### WHAT IS ASKED:
Copy out all lines in the data below containing the string "this".

— START RECORD LIST —

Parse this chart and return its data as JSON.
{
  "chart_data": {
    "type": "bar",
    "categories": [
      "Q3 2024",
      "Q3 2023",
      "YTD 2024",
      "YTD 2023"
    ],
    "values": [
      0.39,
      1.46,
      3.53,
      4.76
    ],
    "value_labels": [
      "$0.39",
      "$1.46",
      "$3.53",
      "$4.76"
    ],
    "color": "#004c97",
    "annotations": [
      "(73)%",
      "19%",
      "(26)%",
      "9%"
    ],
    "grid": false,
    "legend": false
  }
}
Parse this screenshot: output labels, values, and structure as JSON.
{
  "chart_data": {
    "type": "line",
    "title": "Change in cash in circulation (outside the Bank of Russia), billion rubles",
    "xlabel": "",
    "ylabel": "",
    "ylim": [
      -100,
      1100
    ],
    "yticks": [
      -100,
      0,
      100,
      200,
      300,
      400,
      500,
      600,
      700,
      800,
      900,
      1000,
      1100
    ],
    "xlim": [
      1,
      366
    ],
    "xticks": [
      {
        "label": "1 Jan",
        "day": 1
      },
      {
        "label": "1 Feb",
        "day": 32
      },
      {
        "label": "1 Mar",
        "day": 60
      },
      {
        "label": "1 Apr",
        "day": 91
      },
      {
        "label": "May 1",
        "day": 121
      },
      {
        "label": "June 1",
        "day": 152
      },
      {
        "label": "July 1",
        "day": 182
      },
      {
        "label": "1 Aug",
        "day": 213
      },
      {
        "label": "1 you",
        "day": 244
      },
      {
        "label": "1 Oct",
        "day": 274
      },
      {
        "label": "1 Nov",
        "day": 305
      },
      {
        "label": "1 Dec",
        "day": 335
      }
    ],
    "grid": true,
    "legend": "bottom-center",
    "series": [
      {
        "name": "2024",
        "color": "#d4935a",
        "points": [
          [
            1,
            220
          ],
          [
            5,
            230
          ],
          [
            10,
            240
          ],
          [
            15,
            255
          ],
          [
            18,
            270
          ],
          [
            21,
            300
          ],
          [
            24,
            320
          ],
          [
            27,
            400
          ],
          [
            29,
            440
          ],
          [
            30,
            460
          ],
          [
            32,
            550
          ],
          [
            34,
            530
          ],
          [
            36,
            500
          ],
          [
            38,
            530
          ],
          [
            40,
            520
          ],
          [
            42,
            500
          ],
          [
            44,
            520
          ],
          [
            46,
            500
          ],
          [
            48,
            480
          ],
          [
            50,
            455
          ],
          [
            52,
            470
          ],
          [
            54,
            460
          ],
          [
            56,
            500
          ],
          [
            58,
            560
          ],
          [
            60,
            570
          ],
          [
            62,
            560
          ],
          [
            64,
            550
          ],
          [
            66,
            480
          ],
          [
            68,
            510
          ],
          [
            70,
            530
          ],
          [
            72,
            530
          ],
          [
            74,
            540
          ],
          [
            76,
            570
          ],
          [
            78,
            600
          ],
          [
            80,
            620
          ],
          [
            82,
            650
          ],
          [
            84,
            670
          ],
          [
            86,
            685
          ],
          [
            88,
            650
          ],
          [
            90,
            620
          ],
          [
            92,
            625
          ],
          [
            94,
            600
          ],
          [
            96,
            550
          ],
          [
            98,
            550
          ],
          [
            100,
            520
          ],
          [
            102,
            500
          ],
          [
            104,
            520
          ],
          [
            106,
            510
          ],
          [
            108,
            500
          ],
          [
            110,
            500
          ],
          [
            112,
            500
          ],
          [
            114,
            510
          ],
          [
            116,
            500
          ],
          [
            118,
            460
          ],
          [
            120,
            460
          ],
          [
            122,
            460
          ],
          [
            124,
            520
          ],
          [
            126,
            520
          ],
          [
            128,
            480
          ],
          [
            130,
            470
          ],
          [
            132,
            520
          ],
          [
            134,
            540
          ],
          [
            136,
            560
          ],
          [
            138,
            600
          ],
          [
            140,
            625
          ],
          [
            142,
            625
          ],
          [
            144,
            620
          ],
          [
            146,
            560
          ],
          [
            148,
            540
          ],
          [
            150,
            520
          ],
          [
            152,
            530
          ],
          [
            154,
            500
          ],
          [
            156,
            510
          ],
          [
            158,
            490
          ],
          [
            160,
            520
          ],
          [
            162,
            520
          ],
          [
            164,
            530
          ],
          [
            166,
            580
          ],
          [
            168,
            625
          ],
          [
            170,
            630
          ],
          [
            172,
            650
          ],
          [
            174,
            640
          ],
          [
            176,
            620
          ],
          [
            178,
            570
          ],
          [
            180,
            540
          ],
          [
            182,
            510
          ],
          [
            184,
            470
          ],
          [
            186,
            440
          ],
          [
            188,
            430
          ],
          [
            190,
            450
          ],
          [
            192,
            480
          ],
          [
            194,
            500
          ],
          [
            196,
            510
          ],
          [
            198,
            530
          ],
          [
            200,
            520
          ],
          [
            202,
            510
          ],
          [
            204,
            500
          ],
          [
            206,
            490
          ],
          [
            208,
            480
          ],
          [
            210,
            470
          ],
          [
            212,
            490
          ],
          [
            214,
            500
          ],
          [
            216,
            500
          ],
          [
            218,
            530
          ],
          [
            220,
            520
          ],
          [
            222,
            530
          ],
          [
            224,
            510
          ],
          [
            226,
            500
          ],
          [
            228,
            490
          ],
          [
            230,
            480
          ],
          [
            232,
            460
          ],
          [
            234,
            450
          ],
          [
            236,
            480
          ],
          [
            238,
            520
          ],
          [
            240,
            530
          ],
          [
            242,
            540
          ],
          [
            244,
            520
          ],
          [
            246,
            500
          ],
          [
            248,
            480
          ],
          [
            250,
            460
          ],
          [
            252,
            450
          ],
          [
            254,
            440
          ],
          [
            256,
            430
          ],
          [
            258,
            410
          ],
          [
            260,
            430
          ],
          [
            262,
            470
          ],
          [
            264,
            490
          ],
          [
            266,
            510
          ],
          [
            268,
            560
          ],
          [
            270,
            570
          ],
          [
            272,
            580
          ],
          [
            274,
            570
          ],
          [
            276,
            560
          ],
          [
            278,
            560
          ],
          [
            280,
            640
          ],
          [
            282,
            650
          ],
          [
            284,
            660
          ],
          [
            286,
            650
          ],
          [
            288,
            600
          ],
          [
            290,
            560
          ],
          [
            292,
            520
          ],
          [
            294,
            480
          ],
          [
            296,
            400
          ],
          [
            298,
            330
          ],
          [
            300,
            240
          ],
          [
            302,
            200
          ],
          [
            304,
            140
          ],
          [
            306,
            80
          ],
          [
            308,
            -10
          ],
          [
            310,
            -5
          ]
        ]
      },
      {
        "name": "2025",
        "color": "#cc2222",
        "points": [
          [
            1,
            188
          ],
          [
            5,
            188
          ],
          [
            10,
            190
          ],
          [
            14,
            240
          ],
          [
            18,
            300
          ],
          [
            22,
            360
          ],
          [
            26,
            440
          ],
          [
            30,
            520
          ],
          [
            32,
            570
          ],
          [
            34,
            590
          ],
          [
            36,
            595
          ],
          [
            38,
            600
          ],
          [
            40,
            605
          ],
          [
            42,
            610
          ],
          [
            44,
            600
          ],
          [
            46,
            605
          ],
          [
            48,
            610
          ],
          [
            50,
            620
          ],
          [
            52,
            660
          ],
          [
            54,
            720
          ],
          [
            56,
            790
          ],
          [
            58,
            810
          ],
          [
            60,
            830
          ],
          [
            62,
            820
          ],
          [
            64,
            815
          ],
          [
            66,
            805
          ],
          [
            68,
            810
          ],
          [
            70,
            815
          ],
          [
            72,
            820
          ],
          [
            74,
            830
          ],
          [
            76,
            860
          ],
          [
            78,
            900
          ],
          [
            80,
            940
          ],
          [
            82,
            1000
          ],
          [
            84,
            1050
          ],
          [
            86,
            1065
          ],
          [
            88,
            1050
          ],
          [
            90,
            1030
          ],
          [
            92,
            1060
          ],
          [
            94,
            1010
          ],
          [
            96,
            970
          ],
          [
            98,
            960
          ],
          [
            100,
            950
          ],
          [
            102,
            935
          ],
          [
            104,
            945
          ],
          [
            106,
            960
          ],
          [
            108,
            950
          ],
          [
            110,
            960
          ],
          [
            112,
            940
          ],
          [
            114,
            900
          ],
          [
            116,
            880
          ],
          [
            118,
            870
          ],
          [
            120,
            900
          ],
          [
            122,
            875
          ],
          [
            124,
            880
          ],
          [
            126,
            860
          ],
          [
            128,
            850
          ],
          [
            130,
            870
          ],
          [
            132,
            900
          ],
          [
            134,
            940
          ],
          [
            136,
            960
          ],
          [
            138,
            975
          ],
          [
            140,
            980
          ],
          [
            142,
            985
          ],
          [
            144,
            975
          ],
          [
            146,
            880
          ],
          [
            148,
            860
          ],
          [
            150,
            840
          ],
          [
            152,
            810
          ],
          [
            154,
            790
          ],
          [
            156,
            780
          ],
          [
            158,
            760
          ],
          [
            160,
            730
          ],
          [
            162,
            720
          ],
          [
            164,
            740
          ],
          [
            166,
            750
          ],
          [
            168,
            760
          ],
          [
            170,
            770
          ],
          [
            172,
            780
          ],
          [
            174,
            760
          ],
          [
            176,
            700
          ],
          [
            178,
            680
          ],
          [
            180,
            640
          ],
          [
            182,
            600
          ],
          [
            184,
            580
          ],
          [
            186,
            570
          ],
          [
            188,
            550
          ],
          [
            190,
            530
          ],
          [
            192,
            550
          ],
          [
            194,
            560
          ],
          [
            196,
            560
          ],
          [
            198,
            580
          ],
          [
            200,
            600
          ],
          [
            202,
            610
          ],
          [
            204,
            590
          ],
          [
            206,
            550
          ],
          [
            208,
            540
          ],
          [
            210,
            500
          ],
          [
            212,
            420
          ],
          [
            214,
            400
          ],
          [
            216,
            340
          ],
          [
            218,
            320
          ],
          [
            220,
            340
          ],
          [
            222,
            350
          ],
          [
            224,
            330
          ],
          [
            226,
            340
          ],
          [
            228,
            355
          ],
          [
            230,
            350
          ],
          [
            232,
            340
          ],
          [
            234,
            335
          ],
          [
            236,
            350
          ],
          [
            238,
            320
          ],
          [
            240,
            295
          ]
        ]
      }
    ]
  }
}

— END RECORD LIST —

### ANSWER TO THE EXERCISE:
Parse this chart and return its data as JSON.
Parse this screenshot: output labels, values, and structure as JSON.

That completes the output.